Task objective => Scan the data below for the string "order". Show every line where it turns up.

-- start Record set --

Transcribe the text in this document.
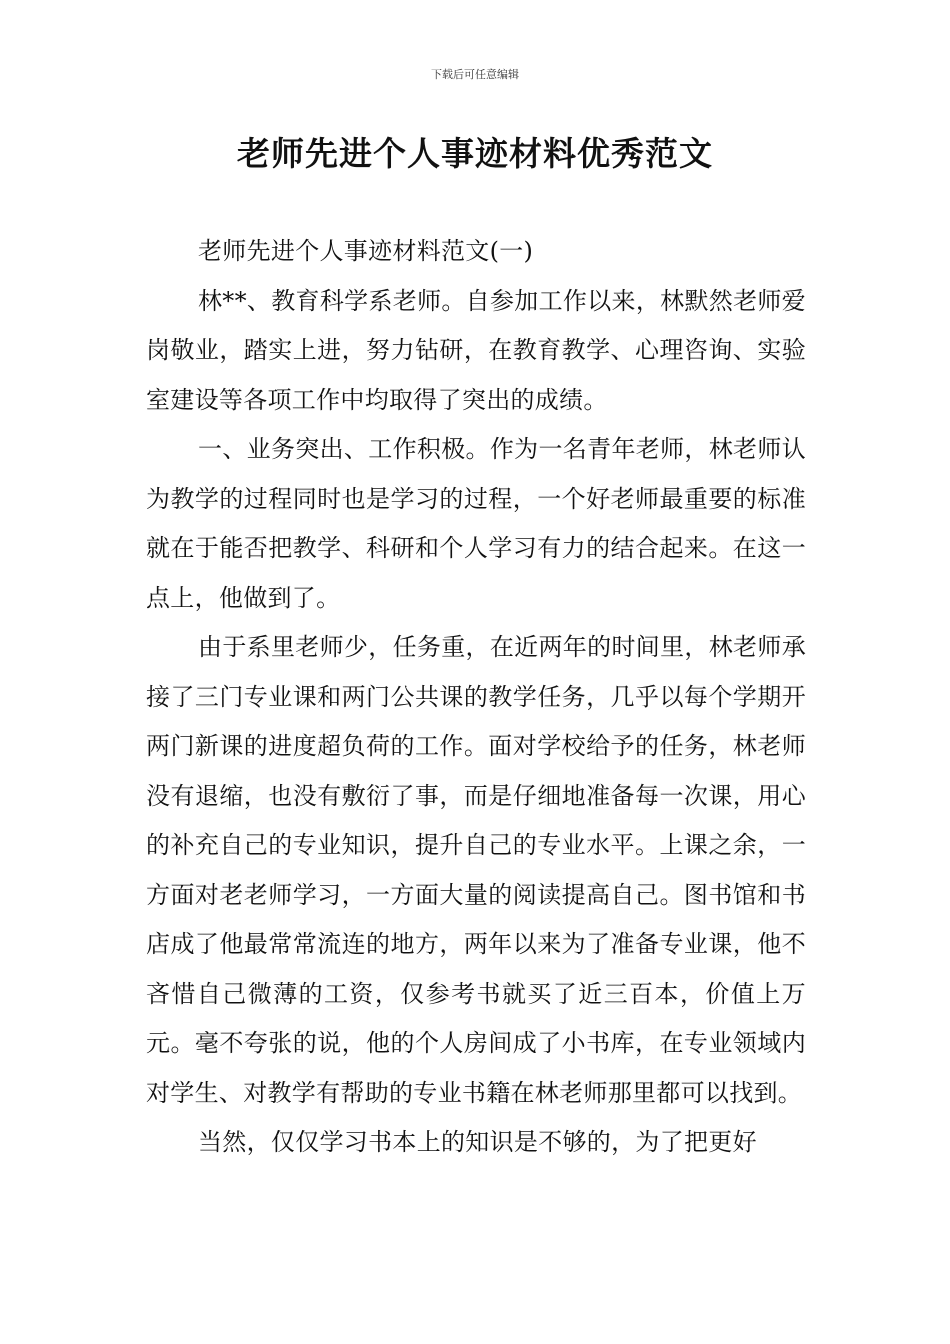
下载后可任意编辑
老师先进个人事迹材料优秀范文

老师先进个人事迹材料范文(一)

林**、教育科学系老师。自参加工作以来，林默然老师爱岗敬业，踏实上进，努力钻研，在教育教学、心理咨询、实验室建设等各项工作中均取得了突出的成绩。

一、业务突出、工作积极。作为一名青年老师，林老师认为教学的过程同时也是学习的过程，一个好老师最重要的标准就在于能否把教学、科研和个人学习有力的结合起来。在这一点上，他做到了。

由于系里老师少，任务重，在近两年的时间里，林老师承接了三门专业课和两门公共课的教学任务，几乎以每个学期开两门新课的进度超负荷的工作。面对学校给予的任务，林老师没有退缩，也没有敷衍了事，而是仔细地准备每一次课，用心的补充自己的专业知识，提升自己的专业水平。上课之余，一方面对老老师学习，一方面大量的阅读提高自己。图书馆和书店成了他最常常流连的地方，两年以来为了准备专业课，他不吝惜自己微薄的工资，仅参考书就买了近三百本，价值上万元。毫不夸张的说，他的个人房间成了小书库，在专业领域内对学生、对教学有帮助的专业书籍在林老师那里都可以找到。

当然，仅仅学习书本上的知识是不够的，为了把更好
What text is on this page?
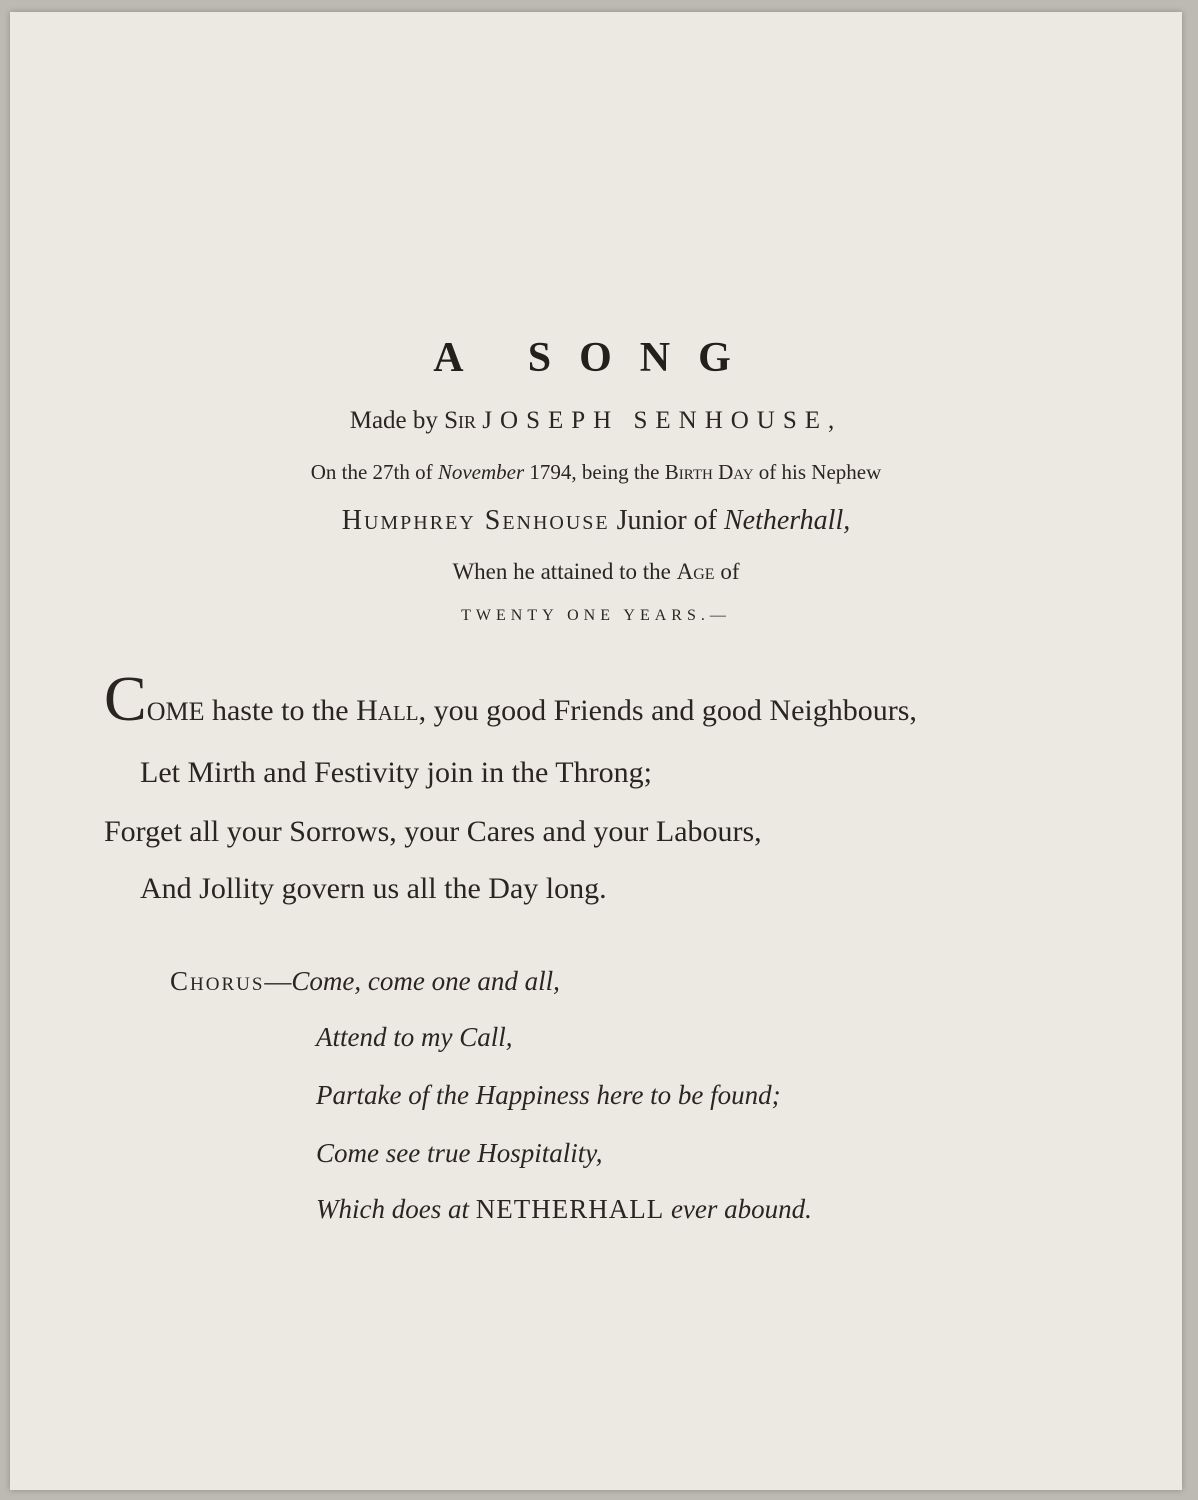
A SONG
Made by Sir JOSEPH SENHOUSE,
On the 27th of November 1794, being the Birth Day of his Nephew
Humphrey Senhouse Junior of Netherhall,
When he attained to the Age of
TWENTY ONE YEARS.—
COME haste to the Hall, you good Friends and good Neighbours,
Let Mirth and Festivity join in the Throng;
Forget all your Sorrows, your Cares and your Labours,
And Jollity govern us all the Day long.
Chorus—Come, come one and all,
Attend to my Call,
Partake of the Happiness here to be found;
Come see true Hospitality,
Which does at NETHERHALL ever abound.
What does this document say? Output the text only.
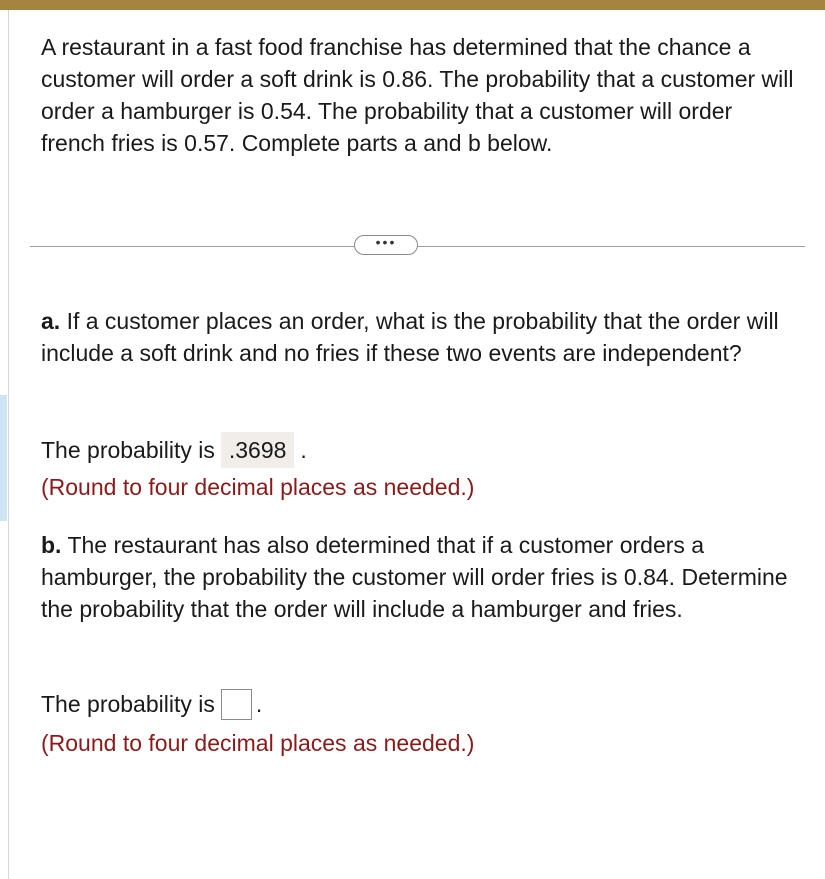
A restaurant in a fast food franchise has determined that the chance a customer will order a soft drink is 0.86. The probability that a customer will order a hamburger is 0.54. The probability that a customer will order french fries is 0.57. Complete parts a and b below.

•••

a. If a customer places an order, what is the probability that the order will include a soft drink and no fries if these two events are independent?

The probability is .3698 .
(Round to four decimal places as needed.)

b. The restaurant has also determined that if a customer orders a hamburger, the probability the customer will order fries is 0.84. Determine the probability that the order will include a hamburger and fries.

The probability is .
(Round to four decimal places as needed.)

-- end Record set --

Solution to this exercise =>
A restaurant in a fast food franchise has determined that the chance a customer will order a soft drink is 0.86. The probability that a customer will order a hamburger is 0.54. The probability that a customer will order french fries is 0.57. Complete parts a and b below.
a. If a customer places an order, what is the probability that the order will include a soft drink and no fries if these two events are independent?
b. The restaurant has also determined that if a customer orders a hamburger, the probability the customer will order fries is 0.84. Determine the probability that the order will include a hamburger and fries.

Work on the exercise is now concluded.